Go through the listing and copy each line with the string "name".

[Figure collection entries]
===
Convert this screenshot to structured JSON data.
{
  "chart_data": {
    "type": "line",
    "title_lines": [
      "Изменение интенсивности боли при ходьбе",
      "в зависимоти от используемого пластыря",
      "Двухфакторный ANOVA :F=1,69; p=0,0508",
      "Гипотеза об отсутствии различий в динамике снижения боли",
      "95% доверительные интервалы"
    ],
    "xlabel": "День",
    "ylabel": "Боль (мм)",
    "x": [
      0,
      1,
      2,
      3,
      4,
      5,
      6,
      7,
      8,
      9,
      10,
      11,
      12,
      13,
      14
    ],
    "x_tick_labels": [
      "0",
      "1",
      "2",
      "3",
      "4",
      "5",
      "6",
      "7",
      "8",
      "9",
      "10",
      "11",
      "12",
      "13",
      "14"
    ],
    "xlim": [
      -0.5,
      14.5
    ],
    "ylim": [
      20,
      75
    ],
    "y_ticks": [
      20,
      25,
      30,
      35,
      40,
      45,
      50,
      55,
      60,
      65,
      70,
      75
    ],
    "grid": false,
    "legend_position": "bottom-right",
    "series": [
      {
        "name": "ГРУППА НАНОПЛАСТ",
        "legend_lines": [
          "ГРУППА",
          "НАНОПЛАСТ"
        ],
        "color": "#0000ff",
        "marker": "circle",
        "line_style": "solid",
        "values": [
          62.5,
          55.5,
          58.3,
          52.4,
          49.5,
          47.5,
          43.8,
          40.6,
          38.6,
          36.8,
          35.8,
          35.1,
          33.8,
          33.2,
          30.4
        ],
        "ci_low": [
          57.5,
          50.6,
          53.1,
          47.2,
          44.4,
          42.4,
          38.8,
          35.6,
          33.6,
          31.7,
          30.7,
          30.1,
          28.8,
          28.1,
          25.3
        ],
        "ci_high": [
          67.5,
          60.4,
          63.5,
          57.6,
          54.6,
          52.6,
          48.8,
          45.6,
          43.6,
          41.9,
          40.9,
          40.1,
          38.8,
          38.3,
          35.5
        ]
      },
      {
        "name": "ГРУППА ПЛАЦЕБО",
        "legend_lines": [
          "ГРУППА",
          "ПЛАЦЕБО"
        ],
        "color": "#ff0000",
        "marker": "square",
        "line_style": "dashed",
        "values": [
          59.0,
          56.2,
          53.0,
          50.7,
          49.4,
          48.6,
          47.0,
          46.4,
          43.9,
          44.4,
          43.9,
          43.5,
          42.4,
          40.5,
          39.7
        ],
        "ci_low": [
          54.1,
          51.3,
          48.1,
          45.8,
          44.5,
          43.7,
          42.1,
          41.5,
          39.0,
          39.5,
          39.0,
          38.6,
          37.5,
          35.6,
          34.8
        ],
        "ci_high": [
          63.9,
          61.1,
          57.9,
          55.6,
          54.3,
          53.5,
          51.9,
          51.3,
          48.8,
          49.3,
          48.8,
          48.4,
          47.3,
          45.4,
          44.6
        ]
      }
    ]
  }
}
===
_TASK OUTPUT_:
        "name": "ГРУППА НАНОПЛАСТ",
        "name": "ГРУППА ПЛАЦЕБО",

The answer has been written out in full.